DESCRIPTION OF THE TASK:
Print the lines of the listing exactly, beginning with the line that contains "pie-chart-svg: 成功调度次数 失败调度次数" and continuing through the line that contains "line-legend-item[interactable]: 成功调度次数 bbox=[695, 526, 897, 560]", with both of those lines included.
+-------+
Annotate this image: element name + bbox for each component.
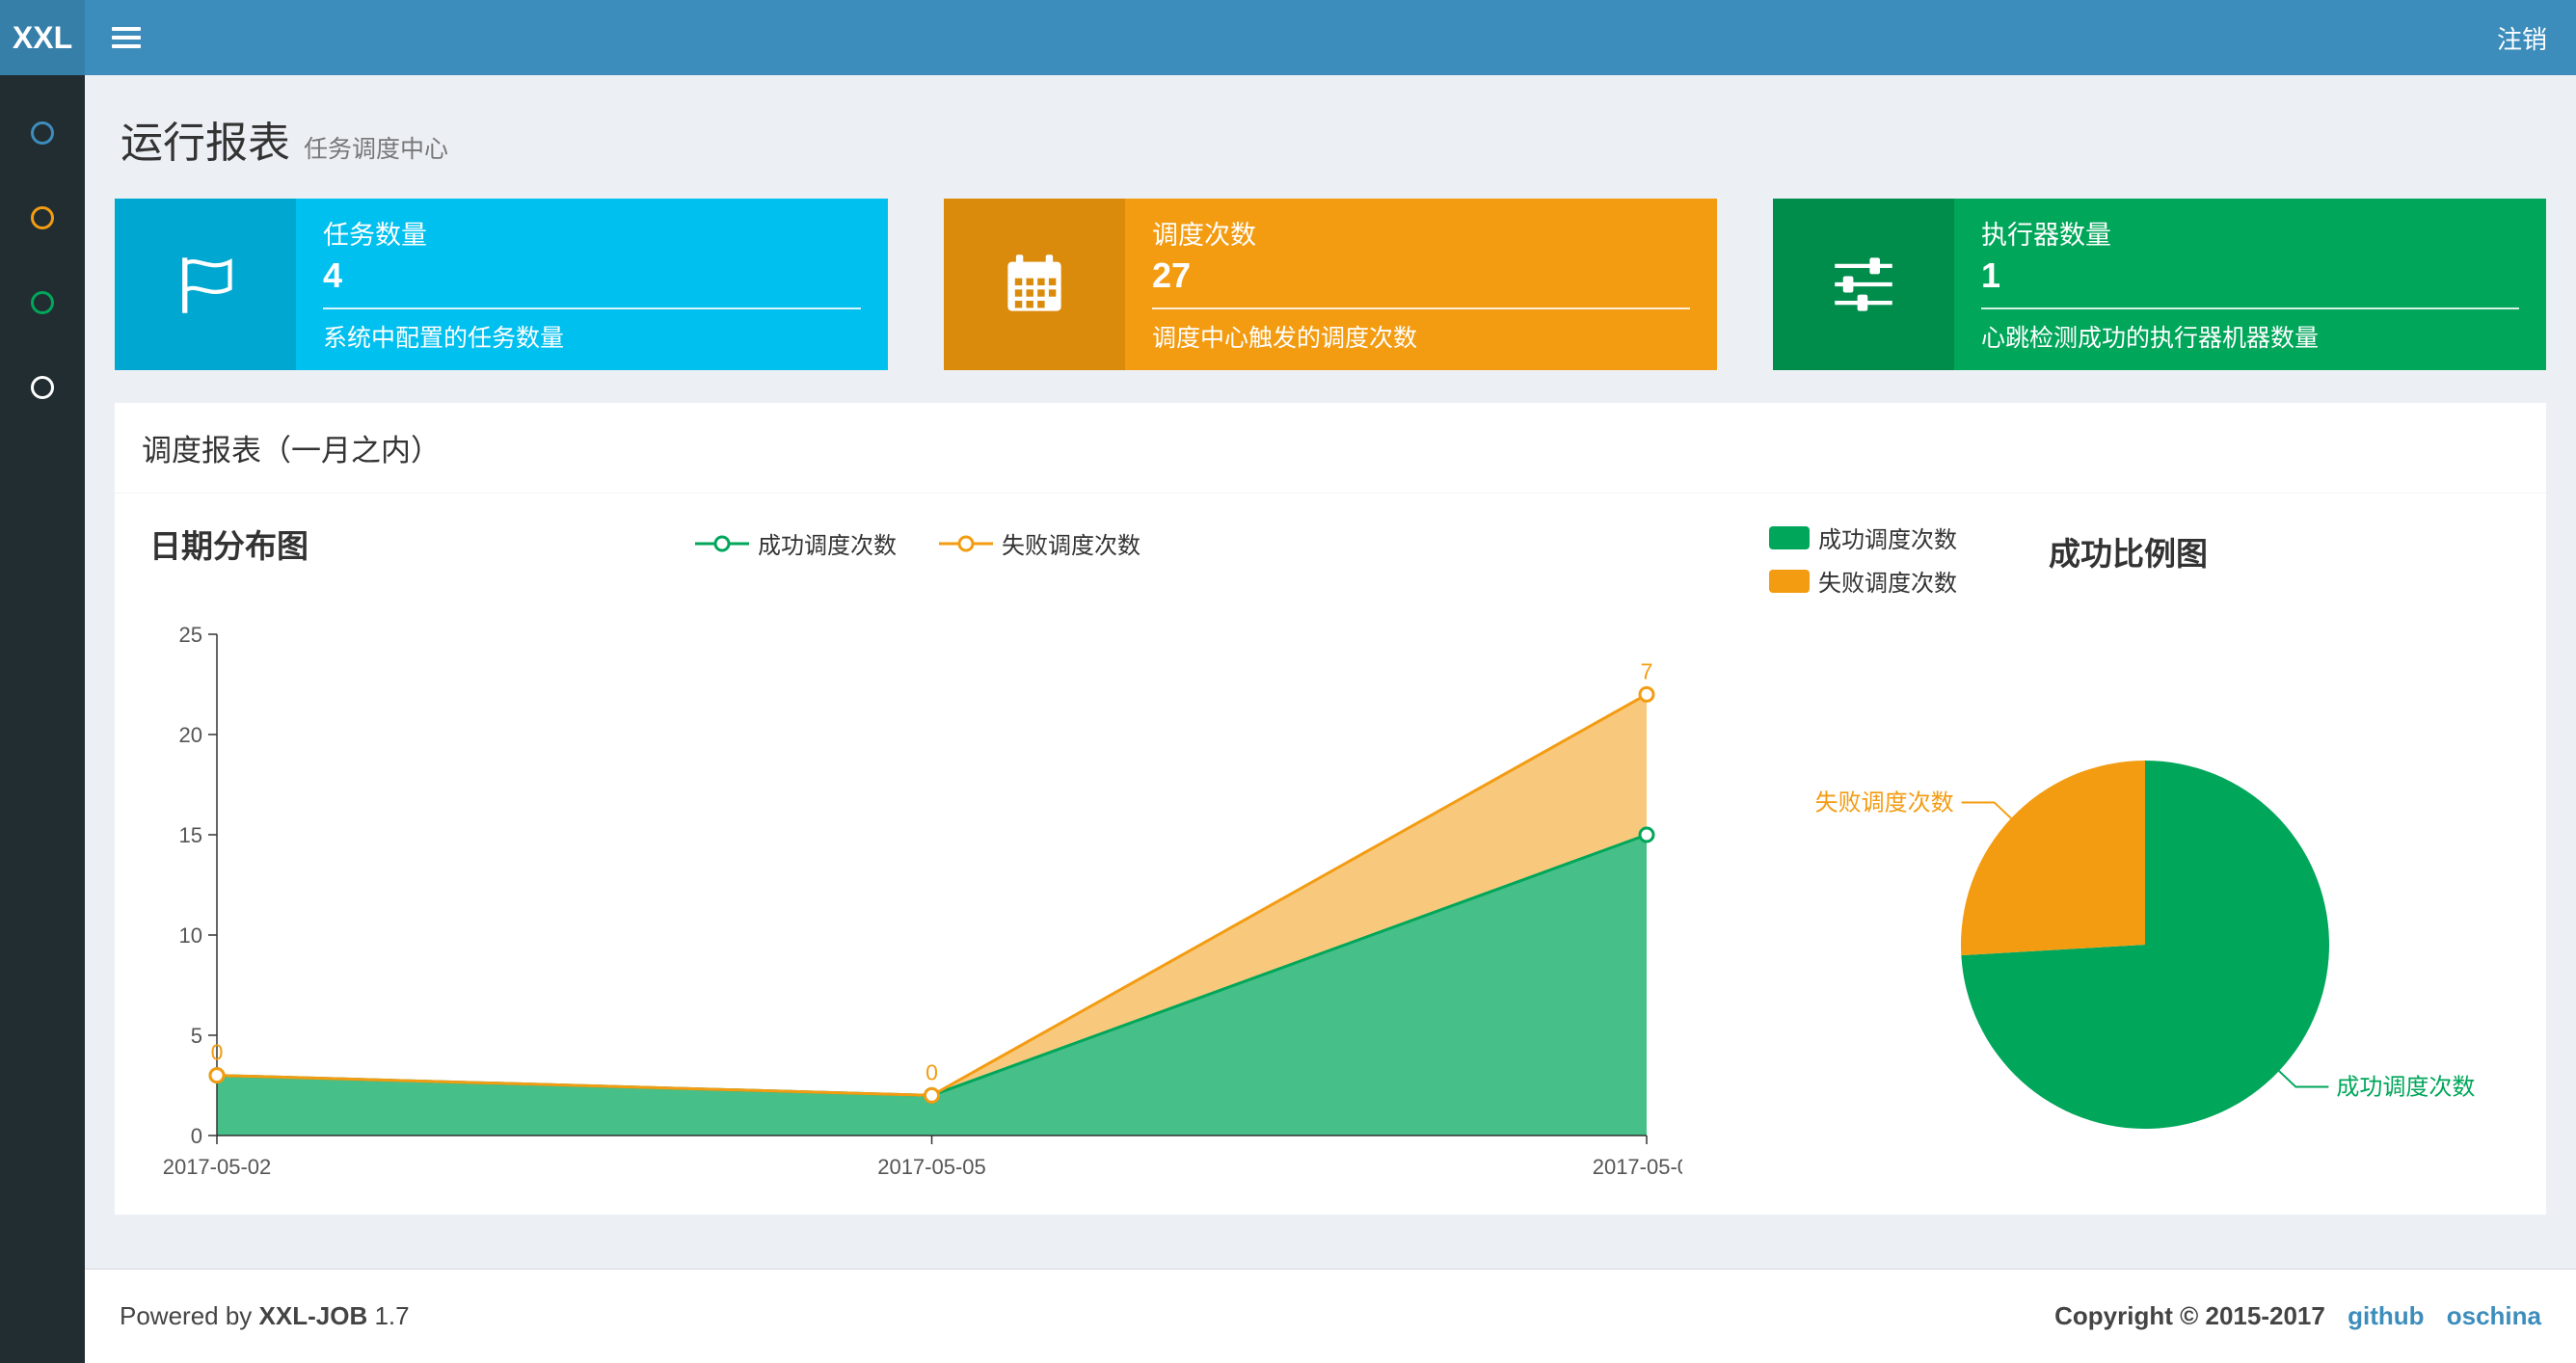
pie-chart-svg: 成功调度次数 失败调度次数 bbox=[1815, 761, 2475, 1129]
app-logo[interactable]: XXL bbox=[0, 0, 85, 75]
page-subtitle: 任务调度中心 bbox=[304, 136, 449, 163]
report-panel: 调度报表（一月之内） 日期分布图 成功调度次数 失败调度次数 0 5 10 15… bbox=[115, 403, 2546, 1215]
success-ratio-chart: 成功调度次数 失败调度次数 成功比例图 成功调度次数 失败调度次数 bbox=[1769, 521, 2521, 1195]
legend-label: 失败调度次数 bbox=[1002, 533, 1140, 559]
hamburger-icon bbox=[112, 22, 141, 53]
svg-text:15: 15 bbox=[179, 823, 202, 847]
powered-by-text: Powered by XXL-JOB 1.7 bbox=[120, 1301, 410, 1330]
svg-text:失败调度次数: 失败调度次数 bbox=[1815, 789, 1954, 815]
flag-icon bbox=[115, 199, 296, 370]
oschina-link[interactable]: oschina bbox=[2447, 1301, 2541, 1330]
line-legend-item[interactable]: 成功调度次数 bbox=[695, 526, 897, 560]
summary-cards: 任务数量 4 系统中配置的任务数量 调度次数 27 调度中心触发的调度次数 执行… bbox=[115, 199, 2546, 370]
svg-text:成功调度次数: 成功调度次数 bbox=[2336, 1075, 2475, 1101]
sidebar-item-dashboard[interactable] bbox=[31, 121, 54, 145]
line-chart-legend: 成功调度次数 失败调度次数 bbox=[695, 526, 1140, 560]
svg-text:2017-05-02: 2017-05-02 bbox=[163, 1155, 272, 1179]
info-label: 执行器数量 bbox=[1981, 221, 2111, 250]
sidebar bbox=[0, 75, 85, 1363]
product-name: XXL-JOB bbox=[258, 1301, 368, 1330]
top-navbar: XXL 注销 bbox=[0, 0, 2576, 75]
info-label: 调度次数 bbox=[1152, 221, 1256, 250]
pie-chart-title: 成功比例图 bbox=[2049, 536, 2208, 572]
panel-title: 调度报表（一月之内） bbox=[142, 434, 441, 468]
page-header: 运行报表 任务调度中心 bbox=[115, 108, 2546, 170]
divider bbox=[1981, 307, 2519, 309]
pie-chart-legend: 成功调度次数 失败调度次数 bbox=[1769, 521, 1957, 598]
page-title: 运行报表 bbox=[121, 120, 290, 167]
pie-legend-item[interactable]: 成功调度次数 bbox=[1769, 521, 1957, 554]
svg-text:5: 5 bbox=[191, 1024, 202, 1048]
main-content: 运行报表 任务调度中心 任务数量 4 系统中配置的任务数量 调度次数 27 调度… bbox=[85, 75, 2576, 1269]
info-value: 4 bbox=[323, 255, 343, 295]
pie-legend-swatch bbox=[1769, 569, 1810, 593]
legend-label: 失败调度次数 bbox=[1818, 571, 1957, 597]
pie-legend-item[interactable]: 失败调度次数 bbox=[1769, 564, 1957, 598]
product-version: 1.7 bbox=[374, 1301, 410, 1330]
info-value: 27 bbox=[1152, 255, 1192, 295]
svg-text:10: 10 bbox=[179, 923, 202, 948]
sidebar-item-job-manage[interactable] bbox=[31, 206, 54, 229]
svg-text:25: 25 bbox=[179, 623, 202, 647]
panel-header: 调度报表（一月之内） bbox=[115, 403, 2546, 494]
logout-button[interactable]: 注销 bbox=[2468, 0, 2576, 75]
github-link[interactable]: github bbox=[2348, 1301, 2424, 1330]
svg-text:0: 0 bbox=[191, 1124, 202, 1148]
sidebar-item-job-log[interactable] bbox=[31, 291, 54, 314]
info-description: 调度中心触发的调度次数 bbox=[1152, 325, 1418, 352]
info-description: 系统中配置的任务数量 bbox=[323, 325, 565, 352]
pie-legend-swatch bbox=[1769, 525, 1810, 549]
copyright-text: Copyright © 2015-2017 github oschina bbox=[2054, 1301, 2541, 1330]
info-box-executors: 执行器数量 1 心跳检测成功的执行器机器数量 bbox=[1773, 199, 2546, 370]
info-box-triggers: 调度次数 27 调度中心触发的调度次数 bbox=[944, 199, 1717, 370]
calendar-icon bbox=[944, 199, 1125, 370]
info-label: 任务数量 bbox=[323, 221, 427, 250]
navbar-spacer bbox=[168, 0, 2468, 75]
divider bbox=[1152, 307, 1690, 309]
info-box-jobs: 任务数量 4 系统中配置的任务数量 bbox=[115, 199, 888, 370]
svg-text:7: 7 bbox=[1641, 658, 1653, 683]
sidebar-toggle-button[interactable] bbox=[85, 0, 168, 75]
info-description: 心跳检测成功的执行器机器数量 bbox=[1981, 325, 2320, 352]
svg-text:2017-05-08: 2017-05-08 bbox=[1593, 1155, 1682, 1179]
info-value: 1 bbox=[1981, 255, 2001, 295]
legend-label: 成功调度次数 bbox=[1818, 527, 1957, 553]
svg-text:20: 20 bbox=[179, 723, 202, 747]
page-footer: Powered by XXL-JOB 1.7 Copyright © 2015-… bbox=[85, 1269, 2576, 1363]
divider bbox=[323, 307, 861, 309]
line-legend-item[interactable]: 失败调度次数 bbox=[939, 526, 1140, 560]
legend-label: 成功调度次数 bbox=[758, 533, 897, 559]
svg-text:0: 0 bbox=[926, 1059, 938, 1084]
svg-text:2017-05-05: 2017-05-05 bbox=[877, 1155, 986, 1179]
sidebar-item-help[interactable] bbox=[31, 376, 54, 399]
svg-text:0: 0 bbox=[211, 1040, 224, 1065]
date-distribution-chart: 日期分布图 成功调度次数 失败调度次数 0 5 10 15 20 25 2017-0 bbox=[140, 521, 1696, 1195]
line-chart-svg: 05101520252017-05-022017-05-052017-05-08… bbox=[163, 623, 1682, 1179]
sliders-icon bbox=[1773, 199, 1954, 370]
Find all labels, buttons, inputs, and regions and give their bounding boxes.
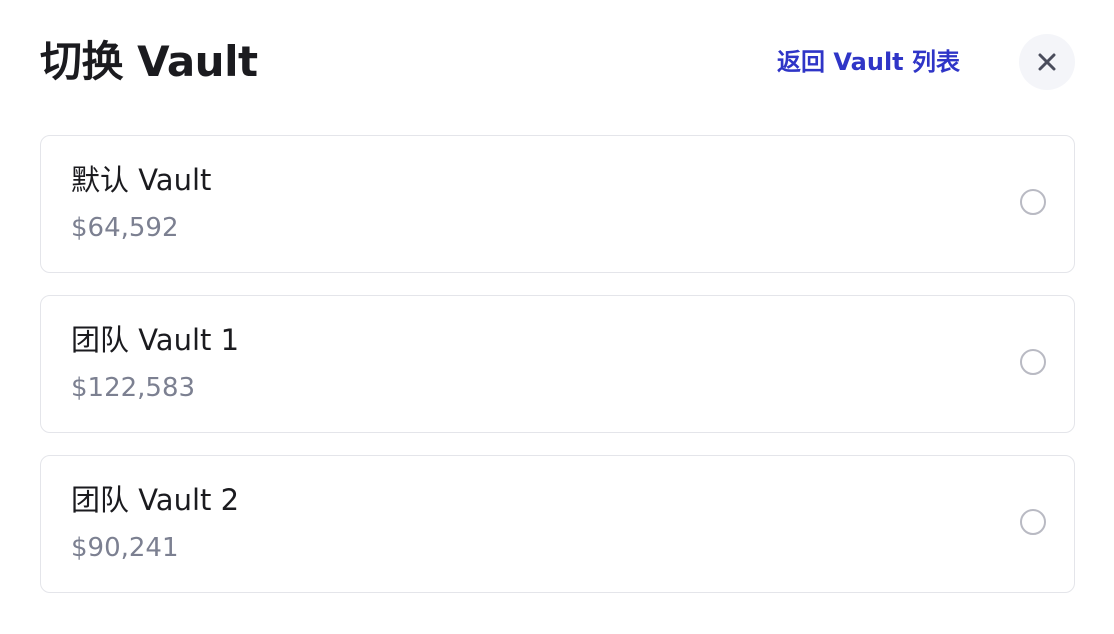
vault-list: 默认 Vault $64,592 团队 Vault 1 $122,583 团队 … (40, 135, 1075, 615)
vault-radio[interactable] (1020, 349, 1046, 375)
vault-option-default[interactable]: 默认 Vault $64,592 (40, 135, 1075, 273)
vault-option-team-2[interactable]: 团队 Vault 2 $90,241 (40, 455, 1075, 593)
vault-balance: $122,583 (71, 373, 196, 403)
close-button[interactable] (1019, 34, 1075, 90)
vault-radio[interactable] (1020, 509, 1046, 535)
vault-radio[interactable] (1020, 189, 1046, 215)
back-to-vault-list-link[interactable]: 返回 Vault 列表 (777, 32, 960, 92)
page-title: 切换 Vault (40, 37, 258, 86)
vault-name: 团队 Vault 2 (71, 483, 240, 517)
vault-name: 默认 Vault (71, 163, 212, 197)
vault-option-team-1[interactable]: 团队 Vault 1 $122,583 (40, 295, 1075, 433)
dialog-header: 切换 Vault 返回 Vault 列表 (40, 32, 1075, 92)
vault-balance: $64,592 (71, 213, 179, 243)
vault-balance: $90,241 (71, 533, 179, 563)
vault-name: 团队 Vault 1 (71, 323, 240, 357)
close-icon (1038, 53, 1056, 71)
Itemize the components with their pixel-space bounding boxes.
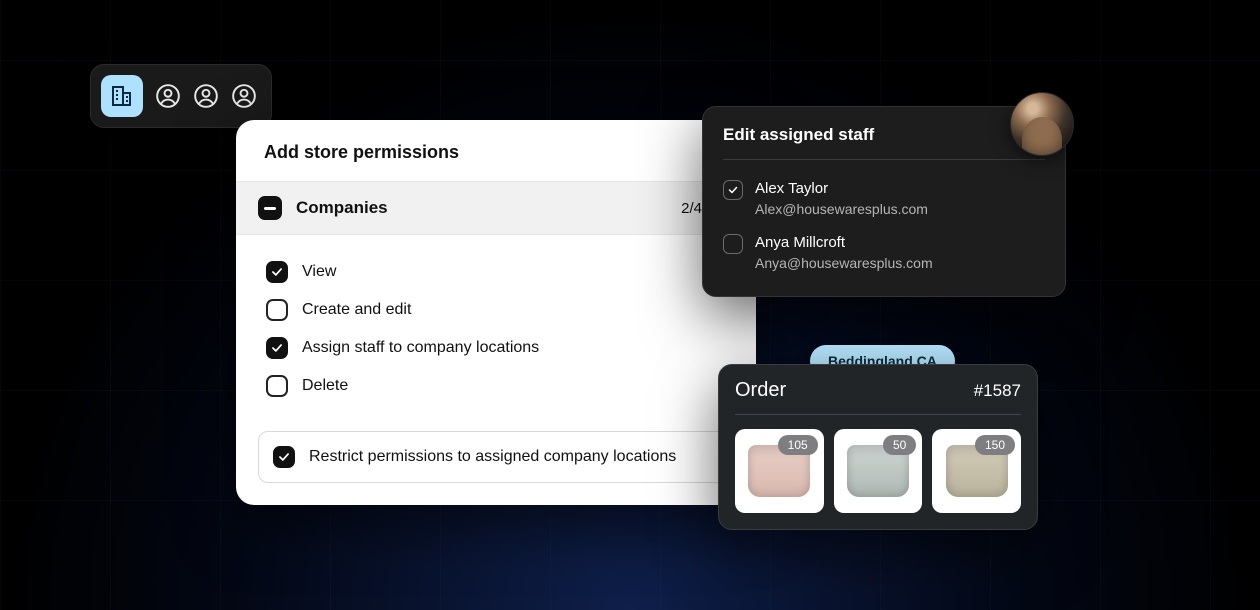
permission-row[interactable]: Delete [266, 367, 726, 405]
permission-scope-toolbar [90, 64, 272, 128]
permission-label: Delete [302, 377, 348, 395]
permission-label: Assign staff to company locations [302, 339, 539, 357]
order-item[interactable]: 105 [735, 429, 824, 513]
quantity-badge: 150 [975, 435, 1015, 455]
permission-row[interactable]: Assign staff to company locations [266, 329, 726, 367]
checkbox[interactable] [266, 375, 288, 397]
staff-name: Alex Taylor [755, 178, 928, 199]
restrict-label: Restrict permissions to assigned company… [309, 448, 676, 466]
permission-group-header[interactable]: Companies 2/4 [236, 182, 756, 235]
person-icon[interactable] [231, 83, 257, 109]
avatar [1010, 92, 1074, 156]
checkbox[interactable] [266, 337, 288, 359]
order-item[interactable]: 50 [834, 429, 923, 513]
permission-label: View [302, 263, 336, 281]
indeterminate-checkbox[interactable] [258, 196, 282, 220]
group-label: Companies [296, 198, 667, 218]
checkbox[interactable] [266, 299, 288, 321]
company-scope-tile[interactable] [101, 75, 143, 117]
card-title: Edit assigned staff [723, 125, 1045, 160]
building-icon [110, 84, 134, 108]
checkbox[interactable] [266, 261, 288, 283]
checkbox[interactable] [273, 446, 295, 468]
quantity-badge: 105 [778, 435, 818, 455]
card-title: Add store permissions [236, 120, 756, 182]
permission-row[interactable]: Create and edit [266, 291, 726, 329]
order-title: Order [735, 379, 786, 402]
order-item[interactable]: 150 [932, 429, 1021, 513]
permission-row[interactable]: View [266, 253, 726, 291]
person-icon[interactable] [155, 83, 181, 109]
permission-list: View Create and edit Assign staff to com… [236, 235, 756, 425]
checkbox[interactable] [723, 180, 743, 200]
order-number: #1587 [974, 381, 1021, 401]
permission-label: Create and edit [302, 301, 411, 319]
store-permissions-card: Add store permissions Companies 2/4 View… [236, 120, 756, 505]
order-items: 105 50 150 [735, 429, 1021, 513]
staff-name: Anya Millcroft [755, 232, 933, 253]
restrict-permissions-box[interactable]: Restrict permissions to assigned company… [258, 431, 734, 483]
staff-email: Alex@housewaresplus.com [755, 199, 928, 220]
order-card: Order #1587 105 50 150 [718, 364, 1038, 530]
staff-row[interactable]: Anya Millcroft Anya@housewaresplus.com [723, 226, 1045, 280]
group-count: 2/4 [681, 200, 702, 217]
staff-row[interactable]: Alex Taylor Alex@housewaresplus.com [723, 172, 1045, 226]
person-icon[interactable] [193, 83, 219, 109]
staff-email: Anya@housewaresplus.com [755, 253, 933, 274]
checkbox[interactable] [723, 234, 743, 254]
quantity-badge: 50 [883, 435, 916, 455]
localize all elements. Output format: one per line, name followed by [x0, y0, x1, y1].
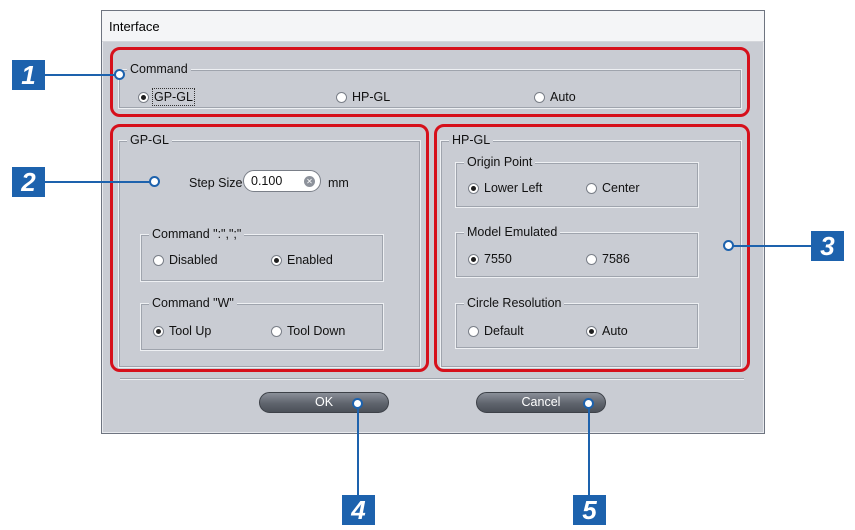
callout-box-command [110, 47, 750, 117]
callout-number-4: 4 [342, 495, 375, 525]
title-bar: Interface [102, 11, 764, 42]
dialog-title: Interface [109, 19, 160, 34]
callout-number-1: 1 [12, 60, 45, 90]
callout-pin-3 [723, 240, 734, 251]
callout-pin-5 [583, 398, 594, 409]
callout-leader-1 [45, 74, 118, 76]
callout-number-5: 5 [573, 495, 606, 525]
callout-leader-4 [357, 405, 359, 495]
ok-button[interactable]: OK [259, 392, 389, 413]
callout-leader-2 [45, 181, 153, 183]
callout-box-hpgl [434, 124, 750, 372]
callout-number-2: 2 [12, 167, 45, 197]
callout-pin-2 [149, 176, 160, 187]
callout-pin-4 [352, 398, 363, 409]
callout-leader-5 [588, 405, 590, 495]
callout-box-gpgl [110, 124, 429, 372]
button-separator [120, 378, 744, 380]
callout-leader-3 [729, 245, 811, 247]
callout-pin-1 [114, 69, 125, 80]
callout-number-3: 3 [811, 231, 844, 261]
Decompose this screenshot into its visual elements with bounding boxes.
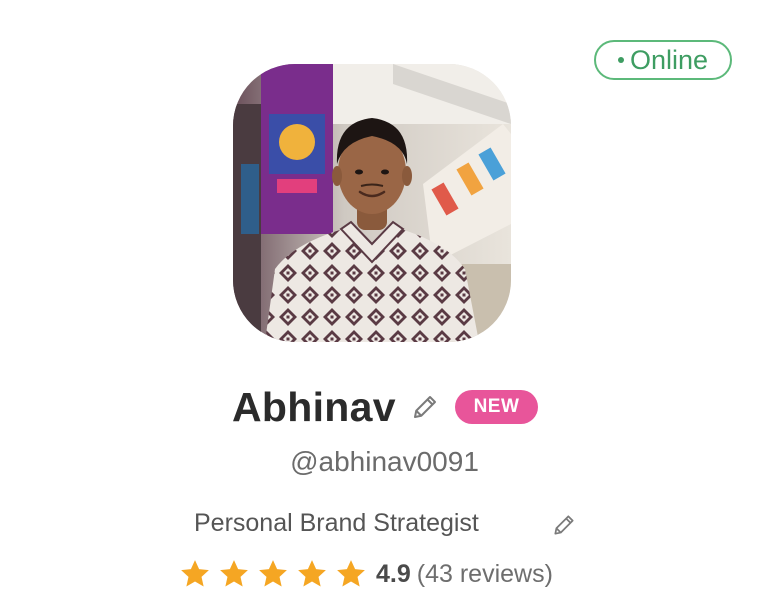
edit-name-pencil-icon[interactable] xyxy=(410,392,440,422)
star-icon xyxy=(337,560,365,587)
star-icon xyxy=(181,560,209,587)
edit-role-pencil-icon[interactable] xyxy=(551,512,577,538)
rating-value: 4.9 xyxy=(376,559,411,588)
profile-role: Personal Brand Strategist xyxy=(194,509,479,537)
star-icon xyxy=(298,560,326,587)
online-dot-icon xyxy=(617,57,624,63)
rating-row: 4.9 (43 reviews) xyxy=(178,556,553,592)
+-------+
THE SOLUTION:
pie-chart-svg: 成功调度次数 失败调度次数 bbox=[1815, 761, 2475, 1129]
app-logo[interactable]: XXL bbox=[0, 0, 85, 75]
page-subtitle: 任务调度中心 bbox=[304, 136, 449, 163]
report-panel: 调度报表（一月之内） 日期分布图 成功调度次数 失败调度次数 0 5 10 15… bbox=[115, 403, 2546, 1215]
success-ratio-chart: 成功调度次数 失败调度次数 成功比例图 成功调度次数 失败调度次数 bbox=[1769, 521, 2521, 1195]
legend-label: 失败调度次数 bbox=[1002, 533, 1140, 559]
hamburger-icon bbox=[112, 22, 141, 53]
svg-text:15: 15 bbox=[179, 823, 202, 847]
powered-by-text: Powered by XXL-JOB 1.7 bbox=[120, 1301, 410, 1330]
svg-text:失败调度次数: 失败调度次数 bbox=[1815, 789, 1954, 815]
flag-icon bbox=[115, 199, 296, 370]
oschina-link[interactable]: oschina bbox=[2447, 1301, 2541, 1330]
line-legend-item[interactable]: 成功调度次数 bbox=[695, 526, 897, 560]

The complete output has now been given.